§ **Request**: Return every record exactly as written.

§ **Data to process**:
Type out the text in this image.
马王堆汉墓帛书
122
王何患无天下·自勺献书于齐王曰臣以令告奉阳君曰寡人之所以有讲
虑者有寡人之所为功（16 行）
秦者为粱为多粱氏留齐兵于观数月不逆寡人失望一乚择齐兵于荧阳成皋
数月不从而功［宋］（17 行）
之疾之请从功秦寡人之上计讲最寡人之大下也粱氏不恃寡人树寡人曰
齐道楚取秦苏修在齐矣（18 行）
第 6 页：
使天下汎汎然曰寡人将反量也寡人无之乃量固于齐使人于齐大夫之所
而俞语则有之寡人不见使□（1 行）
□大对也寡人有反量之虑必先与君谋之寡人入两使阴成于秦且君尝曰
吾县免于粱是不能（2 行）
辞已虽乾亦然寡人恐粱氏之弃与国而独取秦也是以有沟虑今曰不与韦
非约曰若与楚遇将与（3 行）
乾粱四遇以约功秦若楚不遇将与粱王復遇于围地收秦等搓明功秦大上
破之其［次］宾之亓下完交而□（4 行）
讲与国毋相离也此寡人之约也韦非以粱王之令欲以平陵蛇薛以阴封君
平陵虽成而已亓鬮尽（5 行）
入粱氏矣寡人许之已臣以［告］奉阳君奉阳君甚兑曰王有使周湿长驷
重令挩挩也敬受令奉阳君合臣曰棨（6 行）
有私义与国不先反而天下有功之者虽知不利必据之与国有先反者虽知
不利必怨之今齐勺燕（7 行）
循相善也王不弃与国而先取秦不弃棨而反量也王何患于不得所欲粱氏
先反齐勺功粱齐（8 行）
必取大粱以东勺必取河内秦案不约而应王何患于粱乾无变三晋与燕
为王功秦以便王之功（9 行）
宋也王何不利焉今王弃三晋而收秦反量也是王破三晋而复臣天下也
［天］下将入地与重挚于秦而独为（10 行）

§ **Problem solution**:
Type out the text in this image.
马王堆汉墓帛书
122
王何患无天下·自勺献书于齐王曰臣以令告奉阳君曰寡人之所以有讲
虑者有寡人之所为功（16 行）
秦者为粱为多粱氏留齐兵于观数月不逆寡人失望一乚择齐兵于荧阳成皋
数月不从而功［宋］（17 行）
之疾之请从功秦寡人之上计讲最寡人之大下也粱氏不恃寡人树寡人曰
齐道楚取秦苏修在齐矣（18 行）
第 6 页：
使天下汎汎然曰寡人将反量也寡人无之乃量固于齐使人于齐大夫之所
而俞语则有之寡人不见使□（1 行）
□大对也寡人有反量之虑必先与君谋之寡人入两使阴成于秦且君尝曰
吾县免于粱是不能（2 行）
辞已虽乾亦然寡人恐粱氏之弃与国而独取秦也是以有沟虑今曰不与韦
非约曰若与楚遇将与（3 行）
乾粱四遇以约功秦若楚不遇将与粱王復遇于围地收秦等搓明功秦大上
破之其［次］宾之亓下完交而□（4 行）
讲与国毋相离也此寡人之约也韦非以粱王之令欲以平陵蛇薛以阴封君
平陵虽成而已亓鬮尽（5 行）
入粱氏矣寡人许之已臣以［告］奉阳君奉阳君甚兑曰王有使周湿长驷
重令挩挩也敬受令奉阳君合臣曰棨（6 行）
有私义与国不先反而天下有功之者虽知不利必据之与国有先反者虽知
不利必怨之今齐勺燕（7 行）
循相善也王不弃与国而先取秦不弃棨而反量也王何患于不得所欲粱氏
先反齐勺功粱齐（8 行）
必取大粱以东勺必取河内秦案不约而应王何患于粱乾无变三晋与燕
为王功秦以便王之功（9 行）
宋也王何不利焉今王弃三晋而收秦反量也是王破三晋而复臣天下也
［天］下将入地与重挚于秦而独为（10 行）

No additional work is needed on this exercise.